Aim:
Word for word, give the material below again, minus any images.

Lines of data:
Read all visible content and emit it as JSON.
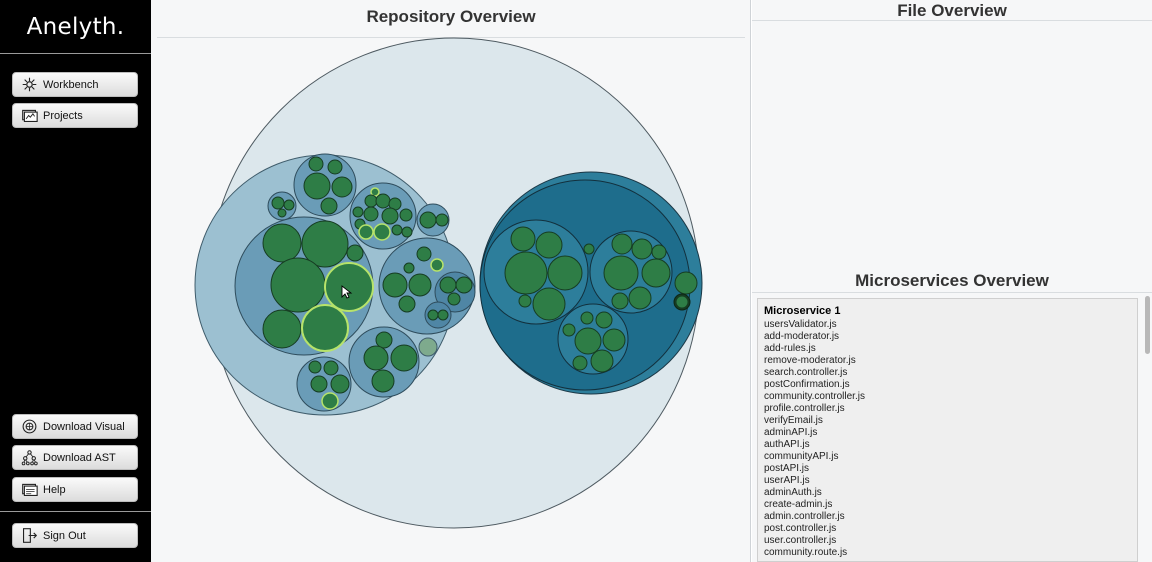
{
  "app": {
    "brand": "Anelyth."
  },
  "sidebar": {
    "nav": [
      {
        "label": "Workbench",
        "icon": "workbench-icon"
      },
      {
        "label": "Projects",
        "icon": "projects-icon"
      }
    ],
    "bottom": [
      {
        "label": "Download Visual",
        "icon": "download-visual-icon"
      },
      {
        "label": "Download AST",
        "icon": "download-ast-icon"
      },
      {
        "label": "Help",
        "icon": "help-icon"
      }
    ],
    "signout": {
      "label": "Sign Out",
      "icon": "sign-out-icon"
    }
  },
  "repository": {
    "title": "Repository Overview",
    "colors": {
      "outer": "#dce7ec",
      "group1": "#9cc0d1",
      "group1_inner": "#6a9cb7",
      "group2": "#2d7e9b",
      "group2_inner": "#1e6d8c",
      "leaf": "#2e7d46",
      "highlight": "#b7e36a"
    }
  },
  "file_overview": {
    "title": "File Overview"
  },
  "microservices": {
    "title": "Microservices Overview",
    "groups": [
      {
        "name": "Microservice 1",
        "files": [
          "usersValidator.js",
          "add-moderator.js",
          "add-rules.js",
          "remove-moderator.js",
          "search.controller.js",
          "postConfirmation.js",
          "community.controller.js",
          "profile.controller.js",
          "verifyEmail.js",
          "adminAPI.js",
          "authAPI.js",
          "communityAPI.js",
          "postAPI.js",
          "userAPI.js",
          "adminAuth.js",
          "create-admin.js",
          "admin.controller.js",
          "post.controller.js",
          "user.controller.js",
          "community.route.js"
        ]
      }
    ]
  }
}
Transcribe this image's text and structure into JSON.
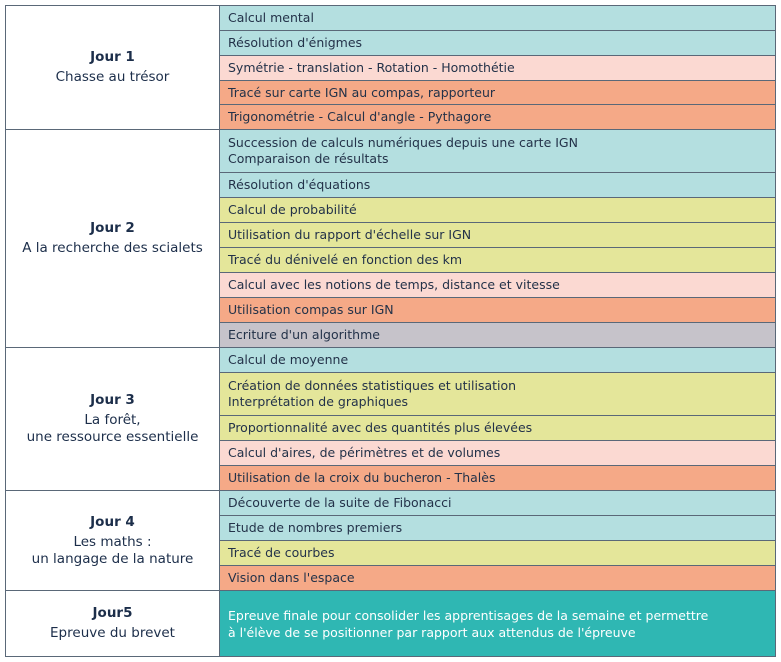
{
  "days": [
    {
      "title": "Jour 1",
      "subtitle": "Chasse au trésor",
      "activities": [
        {
          "text": "Calcul mental",
          "color": "#b4dfe0"
        },
        {
          "text": "Résolution d'énigmes",
          "color": "#b4dfe0"
        },
        {
          "text": "Symétrie - translation - Rotation - Homothétie",
          "color": "#fbd9d2"
        },
        {
          "text": "Tracé sur carte IGN au compas, rapporteur",
          "color": "#f5a987"
        },
        {
          "text": "Trigonométrie - Calcul d'angle - Pythagore",
          "color": "#f5a987"
        }
      ]
    },
    {
      "title": "Jour 2",
      "subtitle": "A la recherche des scialets",
      "activities": [
        {
          "text": "Succession de calculs numériques depuis une carte IGN\nComparaison de résultats",
          "color": "#b4dfe0"
        },
        {
          "text": "Résolution d'équations",
          "color": "#b4dfe0"
        },
        {
          "text": "Calcul de probabilité",
          "color": "#e4e69a"
        },
        {
          "text": "Utilisation du rapport d'échelle sur IGN",
          "color": "#e4e69a"
        },
        {
          "text": "Tracé du dénivelé en fonction des km",
          "color": "#e4e69a"
        },
        {
          "text": "Calcul avec les notions de temps, distance et vitesse",
          "color": "#fbd9d2"
        },
        {
          "text": "Utilisation compas sur IGN",
          "color": "#f5a987"
        },
        {
          "text": "Ecriture d'un algorithme",
          "color": "#c6c3ca"
        }
      ]
    },
    {
      "title": "Jour 3",
      "subtitle": "La forêt,\nune ressource essentielle",
      "activities": [
        {
          "text": "Calcul de moyenne",
          "color": "#b4dfe0"
        },
        {
          "text": "Création de données statistiques et utilisation\nInterprétation de graphiques",
          "color": "#e4e69a"
        },
        {
          "text": "Proportionnalité avec des quantités plus élevées",
          "color": "#e4e69a"
        },
        {
          "text": "Calcul d'aires, de périmètres et de volumes",
          "color": "#fbd9d2"
        },
        {
          "text": "Utilisation de la croix du bucheron - Thalès",
          "color": "#f5a987"
        }
      ]
    },
    {
      "title": "Jour 4",
      "subtitle": "Les maths :\nun langage de la nature",
      "activities": [
        {
          "text": "Découverte de la suite de Fibonacci",
          "color": "#b4dfe0"
        },
        {
          "text": "Etude de nombres premiers",
          "color": "#b4dfe0"
        },
        {
          "text": "Tracé de courbes",
          "color": "#e4e69a"
        },
        {
          "text": "Vision dans l'espace",
          "color": "#f5a987"
        }
      ]
    },
    {
      "title": "Jour5",
      "subtitle": "Epreuve du brevet",
      "activities": [
        {
          "text": "Epreuve finale pour consolider les apprentisages de la semaine et permettre\nà l'élève de se positionner par rapport aux attendus de l'épreuve",
          "color": "#2fb7b3"
        }
      ]
    }
  ]
}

Response:
Read all visible content and emit it as JSON.
{
  "app": {
    "brand": "Anelyth."
  },
  "sidebar": {
    "nav": [
      {
        "label": "Workbench",
        "icon": "workbench-icon"
      },
      {
        "label": "Projects",
        "icon": "projects-icon"
      }
    ],
    "bottom": [
      {
        "label": "Download Visual",
        "icon": "download-visual-icon"
      },
      {
        "label": "Download AST",
        "icon": "download-ast-icon"
      },
      {
        "label": "Help",
        "icon": "help-icon"
      }
    ],
    "signout": {
      "label": "Sign Out",
      "icon": "sign-out-icon"
    }
  },
  "repository": {
    "title": "Repository Overview",
    "colors": {
      "outer": "#dce7ec",
      "group1": "#9cc0d1",
      "group1_inner": "#6a9cb7",
      "group2": "#2d7e9b",
      "group2_inner": "#1e6d8c",
      "leaf": "#2e7d46",
      "highlight": "#b7e36a"
    }
  },
  "file_overview": {
    "title": "File Overview"
  },
  "microservices": {
    "title": "Microservices Overview",
    "groups": [
      {
        "name": "Microservice 1",
        "files": [
          "usersValidator.js",
          "add-moderator.js",
          "add-rules.js",
          "remove-moderator.js",
          "search.controller.js",
          "postConfirmation.js",
          "community.controller.js",
          "profile.controller.js",
          "verifyEmail.js",
          "adminAPI.js",
          "authAPI.js",
          "communityAPI.js",
          "postAPI.js",
          "userAPI.js",
          "adminAuth.js",
          "create-admin.js",
          "admin.controller.js",
          "post.controller.js",
          "user.controller.js",
          "community.route.js"
        ]
      }
    ]
  }
}
Transcribe this image's text and structure into JSON.
{
  "days": [
    {
      "title": "Jour 1",
      "subtitle": "Chasse au trésor",
      "activities": [
        {
          "text": "Calcul mental",
          "color": "#b4dfe0"
        },
        {
          "text": "Résolution d'énigmes",
          "color": "#b4dfe0"
        },
        {
          "text": "Symétrie - translation - Rotation - Homothétie",
          "color": "#fbd9d2"
        },
        {
          "text": "Tracé sur carte IGN au compas, rapporteur",
          "color": "#f5a987"
        },
        {
          "text": "Trigonométrie - Calcul d'angle - Pythagore",
          "color": "#f5a987"
        }
      ]
    },
    {
      "title": "Jour 2",
      "subtitle": "A la recherche des scialets",
      "activities": [
        {
          "text": "Succession de calculs numériques depuis une carte IGN\nComparaison de résultats",
          "color": "#b4dfe0"
        },
        {
          "text": "Résolution d'équations",
          "color": "#b4dfe0"
        },
        {
          "text": "Calcul de probabilité",
          "color": "#e4e69a"
        },
        {
          "text": "Utilisation du rapport d'échelle sur IGN",
          "color": "#e4e69a"
        },
        {
          "text": "Tracé du dénivelé en fonction des km",
          "color": "#e4e69a"
        },
        {
          "text": "Calcul avec les notions de temps, distance et vitesse",
          "color": "#fbd9d2"
        },
        {
          "text": "Utilisation compas sur IGN",
          "color": "#f5a987"
        },
        {
          "text": "Ecriture d'un algorithme",
          "color": "#c6c3ca"
        }
      ]
    },
    {
      "title": "Jour 3",
      "subtitle": "La forêt,\nune ressource essentielle",
      "activities": [
        {
          "text": "Calcul de moyenne",
          "color": "#b4dfe0"
        },
        {
          "text": "Création de données statistiques et utilisation\nInterprétation de graphiques",
          "color": "#e4e69a"
        },
        {
          "text": "Proportionnalité avec des quantités plus élevées",
          "color": "#e4e69a"
        },
        {
          "text": "Calcul d'aires, de périmètres et de volumes",
          "color": "#fbd9d2"
        },
        {
          "text": "Utilisation de la croix du bucheron - Thalès",
          "color": "#f5a987"
        }
      ]
    },
    {
      "title": "Jour 4",
      "subtitle": "Les maths :\nun langage de la nature",
      "activities": [
        {
          "text": "Découverte de la suite de Fibonacci",
          "color": "#b4dfe0"
        },
        {
          "text": "Etude de nombres premiers",
          "color": "#b4dfe0"
        },
        {
          "text": "Tracé de courbes",
          "color": "#e4e69a"
        },
        {
          "text": "Vision dans l'espace",
          "color": "#f5a987"
        }
      ]
    },
    {
      "title": "Jour5",
      "subtitle": "Epreuve du brevet",
      "activities": [
        {
          "text": "Epreuve finale pour consolider les apprentisages de la semaine et permettre\nà l'élève de se positionner par rapport aux attendus de l'épreuve",
          "color": "#2fb7b3"
        }
      ]
    }
  ]
}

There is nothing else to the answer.